• Listed records
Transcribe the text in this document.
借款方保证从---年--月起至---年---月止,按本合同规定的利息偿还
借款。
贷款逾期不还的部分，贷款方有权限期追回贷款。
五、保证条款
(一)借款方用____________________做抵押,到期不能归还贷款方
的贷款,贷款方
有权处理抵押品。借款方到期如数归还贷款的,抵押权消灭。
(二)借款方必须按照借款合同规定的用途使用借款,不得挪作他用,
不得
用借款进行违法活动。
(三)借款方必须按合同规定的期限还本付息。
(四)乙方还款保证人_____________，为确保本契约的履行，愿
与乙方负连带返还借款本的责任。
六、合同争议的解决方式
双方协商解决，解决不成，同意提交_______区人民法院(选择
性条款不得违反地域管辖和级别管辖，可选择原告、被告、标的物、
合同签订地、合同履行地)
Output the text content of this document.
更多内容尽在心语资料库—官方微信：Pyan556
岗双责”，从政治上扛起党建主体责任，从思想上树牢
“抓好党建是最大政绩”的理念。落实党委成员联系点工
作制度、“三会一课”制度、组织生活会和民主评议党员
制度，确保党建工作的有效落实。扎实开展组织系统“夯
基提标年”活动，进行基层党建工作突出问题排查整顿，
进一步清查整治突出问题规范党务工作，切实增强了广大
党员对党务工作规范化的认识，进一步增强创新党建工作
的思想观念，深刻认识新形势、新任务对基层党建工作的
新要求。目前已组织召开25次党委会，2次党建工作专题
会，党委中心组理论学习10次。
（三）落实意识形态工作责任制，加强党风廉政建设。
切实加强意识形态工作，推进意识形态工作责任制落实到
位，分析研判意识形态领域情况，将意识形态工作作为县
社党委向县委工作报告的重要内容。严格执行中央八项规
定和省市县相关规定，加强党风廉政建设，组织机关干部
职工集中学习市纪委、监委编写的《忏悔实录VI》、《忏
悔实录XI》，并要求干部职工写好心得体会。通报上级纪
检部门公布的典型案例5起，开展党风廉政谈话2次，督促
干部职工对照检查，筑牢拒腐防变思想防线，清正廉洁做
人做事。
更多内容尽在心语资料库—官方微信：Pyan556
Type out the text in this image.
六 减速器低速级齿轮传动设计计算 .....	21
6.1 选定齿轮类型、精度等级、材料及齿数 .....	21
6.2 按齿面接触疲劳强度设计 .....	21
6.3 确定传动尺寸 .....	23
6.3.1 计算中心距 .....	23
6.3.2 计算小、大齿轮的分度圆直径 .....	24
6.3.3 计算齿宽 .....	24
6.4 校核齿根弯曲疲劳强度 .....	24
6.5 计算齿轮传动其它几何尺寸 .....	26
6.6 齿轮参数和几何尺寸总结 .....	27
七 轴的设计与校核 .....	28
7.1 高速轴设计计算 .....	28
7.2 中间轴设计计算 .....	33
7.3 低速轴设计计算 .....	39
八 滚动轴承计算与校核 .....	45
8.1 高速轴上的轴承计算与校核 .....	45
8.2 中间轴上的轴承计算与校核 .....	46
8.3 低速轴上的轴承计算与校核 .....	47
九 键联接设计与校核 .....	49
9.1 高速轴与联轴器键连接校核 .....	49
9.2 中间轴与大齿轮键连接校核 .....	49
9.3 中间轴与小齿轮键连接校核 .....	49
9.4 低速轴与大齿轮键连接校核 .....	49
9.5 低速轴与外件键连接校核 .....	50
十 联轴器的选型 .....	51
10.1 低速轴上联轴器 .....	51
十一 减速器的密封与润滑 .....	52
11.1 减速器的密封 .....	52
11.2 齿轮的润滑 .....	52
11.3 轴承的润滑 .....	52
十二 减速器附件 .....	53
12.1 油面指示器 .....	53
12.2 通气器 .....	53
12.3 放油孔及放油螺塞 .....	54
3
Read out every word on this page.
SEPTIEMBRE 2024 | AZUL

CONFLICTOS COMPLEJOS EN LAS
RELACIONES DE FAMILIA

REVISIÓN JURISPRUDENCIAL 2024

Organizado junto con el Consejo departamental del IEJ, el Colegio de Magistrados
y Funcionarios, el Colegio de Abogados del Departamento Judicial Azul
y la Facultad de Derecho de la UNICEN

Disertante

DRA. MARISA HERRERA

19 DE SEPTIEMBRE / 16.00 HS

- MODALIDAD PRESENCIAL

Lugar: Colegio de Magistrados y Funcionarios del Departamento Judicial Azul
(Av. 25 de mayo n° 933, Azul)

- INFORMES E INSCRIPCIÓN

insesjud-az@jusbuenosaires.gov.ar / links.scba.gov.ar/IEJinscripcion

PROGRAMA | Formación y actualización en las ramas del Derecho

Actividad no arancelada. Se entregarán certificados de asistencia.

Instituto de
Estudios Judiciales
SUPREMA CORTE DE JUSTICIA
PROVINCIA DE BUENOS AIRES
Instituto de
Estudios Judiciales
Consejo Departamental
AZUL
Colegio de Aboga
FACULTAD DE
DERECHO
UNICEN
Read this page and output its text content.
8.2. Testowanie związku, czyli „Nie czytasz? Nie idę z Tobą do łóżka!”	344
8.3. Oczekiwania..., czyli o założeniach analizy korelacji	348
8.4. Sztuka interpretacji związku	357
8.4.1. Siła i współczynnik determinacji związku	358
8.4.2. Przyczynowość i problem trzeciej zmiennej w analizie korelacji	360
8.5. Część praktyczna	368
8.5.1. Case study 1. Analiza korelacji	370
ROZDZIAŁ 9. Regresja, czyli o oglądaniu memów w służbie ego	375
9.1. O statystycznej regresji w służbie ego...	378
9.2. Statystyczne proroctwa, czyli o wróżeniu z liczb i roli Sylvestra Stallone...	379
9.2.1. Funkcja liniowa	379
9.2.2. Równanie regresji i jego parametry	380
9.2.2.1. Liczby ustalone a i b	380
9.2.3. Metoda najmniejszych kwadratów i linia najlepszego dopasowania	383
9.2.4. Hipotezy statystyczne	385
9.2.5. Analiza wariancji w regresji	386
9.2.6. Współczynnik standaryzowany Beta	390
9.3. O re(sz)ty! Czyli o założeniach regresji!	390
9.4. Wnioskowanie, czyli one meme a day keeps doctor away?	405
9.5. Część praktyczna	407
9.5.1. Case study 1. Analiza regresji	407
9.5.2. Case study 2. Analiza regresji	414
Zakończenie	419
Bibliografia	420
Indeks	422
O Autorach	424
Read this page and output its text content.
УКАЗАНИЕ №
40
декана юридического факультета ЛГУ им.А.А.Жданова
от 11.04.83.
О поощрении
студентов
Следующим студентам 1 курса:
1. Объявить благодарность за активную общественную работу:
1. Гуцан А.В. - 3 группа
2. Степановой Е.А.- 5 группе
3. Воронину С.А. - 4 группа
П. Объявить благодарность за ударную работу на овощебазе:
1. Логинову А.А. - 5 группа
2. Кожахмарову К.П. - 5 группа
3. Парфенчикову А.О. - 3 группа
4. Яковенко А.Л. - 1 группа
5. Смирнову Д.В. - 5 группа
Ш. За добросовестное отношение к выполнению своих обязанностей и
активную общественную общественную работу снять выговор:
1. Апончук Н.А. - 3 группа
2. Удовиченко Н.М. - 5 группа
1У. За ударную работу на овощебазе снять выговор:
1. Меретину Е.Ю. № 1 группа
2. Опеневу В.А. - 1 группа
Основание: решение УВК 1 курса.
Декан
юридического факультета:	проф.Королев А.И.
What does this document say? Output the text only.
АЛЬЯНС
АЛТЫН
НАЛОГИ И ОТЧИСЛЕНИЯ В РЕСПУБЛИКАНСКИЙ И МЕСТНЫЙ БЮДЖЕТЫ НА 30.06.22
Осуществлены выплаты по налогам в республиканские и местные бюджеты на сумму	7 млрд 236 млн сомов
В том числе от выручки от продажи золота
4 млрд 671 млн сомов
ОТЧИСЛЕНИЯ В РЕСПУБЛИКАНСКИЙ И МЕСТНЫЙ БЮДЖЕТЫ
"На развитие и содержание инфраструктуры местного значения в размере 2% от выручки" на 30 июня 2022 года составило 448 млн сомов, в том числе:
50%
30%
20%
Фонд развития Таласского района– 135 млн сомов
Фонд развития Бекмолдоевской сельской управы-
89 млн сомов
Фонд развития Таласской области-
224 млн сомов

• Your task
Pull out every line containing "praktyczna".

• The solution
8.5. Część praktyczna	368
9.5. Część praktyczna	407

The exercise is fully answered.